-------- DATA FOR THIS EXERCISE

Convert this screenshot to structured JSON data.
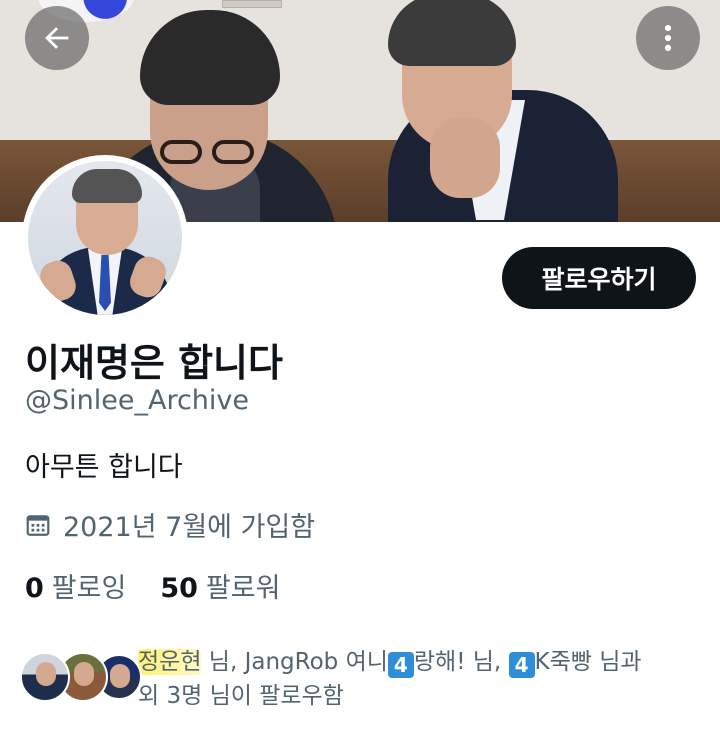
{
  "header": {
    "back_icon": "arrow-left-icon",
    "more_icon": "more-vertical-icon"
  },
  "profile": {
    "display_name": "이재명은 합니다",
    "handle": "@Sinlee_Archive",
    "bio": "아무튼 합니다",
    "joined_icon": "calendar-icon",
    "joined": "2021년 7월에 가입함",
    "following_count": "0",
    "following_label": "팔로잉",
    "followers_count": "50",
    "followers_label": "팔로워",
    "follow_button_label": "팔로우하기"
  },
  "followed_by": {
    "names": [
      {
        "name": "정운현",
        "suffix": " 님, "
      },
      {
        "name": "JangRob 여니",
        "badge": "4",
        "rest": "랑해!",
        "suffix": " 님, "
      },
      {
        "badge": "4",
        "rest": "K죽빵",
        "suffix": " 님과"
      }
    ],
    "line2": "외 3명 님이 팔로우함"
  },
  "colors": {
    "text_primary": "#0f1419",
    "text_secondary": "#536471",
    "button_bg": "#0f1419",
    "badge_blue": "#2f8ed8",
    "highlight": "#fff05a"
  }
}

----------------
-------- DATA FOR THIS EXERCISE

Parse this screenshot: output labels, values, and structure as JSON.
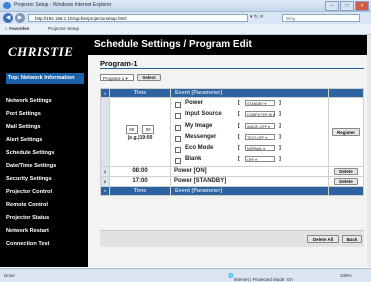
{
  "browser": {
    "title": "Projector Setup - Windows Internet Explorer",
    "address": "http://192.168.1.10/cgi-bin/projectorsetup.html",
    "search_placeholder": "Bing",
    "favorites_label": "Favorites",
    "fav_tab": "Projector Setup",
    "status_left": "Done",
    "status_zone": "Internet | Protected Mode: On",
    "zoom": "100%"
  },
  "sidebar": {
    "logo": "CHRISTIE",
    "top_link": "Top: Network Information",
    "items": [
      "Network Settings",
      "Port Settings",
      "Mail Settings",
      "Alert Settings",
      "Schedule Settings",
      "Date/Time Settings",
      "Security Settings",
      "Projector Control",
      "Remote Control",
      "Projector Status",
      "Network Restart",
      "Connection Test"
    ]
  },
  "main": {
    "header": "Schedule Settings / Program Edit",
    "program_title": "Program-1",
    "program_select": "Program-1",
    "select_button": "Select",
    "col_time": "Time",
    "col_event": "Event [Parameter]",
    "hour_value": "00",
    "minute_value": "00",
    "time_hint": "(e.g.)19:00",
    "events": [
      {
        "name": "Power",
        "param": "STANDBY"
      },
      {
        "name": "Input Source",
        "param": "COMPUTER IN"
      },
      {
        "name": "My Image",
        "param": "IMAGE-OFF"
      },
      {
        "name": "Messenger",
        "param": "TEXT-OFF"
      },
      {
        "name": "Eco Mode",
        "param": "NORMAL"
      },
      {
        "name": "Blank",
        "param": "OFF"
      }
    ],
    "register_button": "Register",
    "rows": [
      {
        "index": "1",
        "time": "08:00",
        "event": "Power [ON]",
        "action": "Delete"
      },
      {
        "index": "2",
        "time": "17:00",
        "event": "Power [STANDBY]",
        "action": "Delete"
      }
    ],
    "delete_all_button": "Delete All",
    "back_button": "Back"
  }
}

----------------
-------- DATA FOR THIS EXERCISE

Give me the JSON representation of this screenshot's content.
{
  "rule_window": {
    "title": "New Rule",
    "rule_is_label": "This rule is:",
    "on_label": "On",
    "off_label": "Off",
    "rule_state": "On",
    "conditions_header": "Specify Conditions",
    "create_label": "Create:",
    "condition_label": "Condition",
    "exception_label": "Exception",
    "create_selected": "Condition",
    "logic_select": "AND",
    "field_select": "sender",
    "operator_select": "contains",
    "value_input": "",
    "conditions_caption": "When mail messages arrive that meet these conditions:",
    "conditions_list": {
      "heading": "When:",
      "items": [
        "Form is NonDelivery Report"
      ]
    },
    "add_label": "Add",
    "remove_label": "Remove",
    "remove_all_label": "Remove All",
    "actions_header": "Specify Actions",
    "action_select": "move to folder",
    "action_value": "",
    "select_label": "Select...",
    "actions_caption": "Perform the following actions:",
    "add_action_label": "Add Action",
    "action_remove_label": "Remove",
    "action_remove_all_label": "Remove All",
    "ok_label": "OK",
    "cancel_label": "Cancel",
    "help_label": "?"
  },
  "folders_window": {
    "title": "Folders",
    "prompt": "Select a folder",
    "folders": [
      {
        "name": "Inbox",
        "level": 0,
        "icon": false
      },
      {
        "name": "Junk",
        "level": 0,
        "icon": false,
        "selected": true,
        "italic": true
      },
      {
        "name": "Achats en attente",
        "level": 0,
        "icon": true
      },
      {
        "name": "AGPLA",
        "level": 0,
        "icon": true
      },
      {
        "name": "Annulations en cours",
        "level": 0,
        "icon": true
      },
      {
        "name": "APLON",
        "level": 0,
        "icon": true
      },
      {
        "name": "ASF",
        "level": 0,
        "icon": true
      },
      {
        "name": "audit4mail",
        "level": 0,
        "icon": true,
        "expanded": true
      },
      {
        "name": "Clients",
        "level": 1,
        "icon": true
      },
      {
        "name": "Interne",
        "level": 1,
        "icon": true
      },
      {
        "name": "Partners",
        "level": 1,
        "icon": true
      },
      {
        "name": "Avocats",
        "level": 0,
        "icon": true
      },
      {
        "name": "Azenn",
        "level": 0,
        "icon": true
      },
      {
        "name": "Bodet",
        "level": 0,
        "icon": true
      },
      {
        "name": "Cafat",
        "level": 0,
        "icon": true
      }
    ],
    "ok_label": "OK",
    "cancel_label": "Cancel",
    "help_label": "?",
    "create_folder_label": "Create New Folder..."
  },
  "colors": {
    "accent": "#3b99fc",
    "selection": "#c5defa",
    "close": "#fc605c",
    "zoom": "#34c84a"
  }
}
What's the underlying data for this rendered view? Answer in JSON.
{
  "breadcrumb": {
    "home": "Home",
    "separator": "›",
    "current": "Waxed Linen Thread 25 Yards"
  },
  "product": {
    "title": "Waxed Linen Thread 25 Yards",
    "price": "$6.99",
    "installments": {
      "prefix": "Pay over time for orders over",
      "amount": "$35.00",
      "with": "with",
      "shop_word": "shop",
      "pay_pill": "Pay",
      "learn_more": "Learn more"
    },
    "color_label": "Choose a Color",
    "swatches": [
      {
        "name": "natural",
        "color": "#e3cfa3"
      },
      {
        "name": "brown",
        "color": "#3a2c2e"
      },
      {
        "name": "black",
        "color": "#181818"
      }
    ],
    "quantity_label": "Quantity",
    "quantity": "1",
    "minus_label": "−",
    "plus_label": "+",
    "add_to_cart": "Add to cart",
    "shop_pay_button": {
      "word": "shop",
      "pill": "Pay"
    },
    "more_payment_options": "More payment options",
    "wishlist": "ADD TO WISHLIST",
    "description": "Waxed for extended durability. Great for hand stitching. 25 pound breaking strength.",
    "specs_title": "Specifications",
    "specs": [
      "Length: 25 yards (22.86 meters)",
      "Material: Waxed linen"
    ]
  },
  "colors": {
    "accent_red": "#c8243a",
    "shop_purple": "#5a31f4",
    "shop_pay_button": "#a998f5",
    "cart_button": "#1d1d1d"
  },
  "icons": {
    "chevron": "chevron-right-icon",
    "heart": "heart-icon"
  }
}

----------------

#### WHAT NEEDS TO BE DONE
Find and copy every line in the entries above where the string "screenshot" occurs.

#### EXERCISE OUTPUT
Convert this screenshot to structured JSON data.
Parse this screenshot: output labels, values, and structure as JSON.
Give me the JSON representation of this screenshot's content.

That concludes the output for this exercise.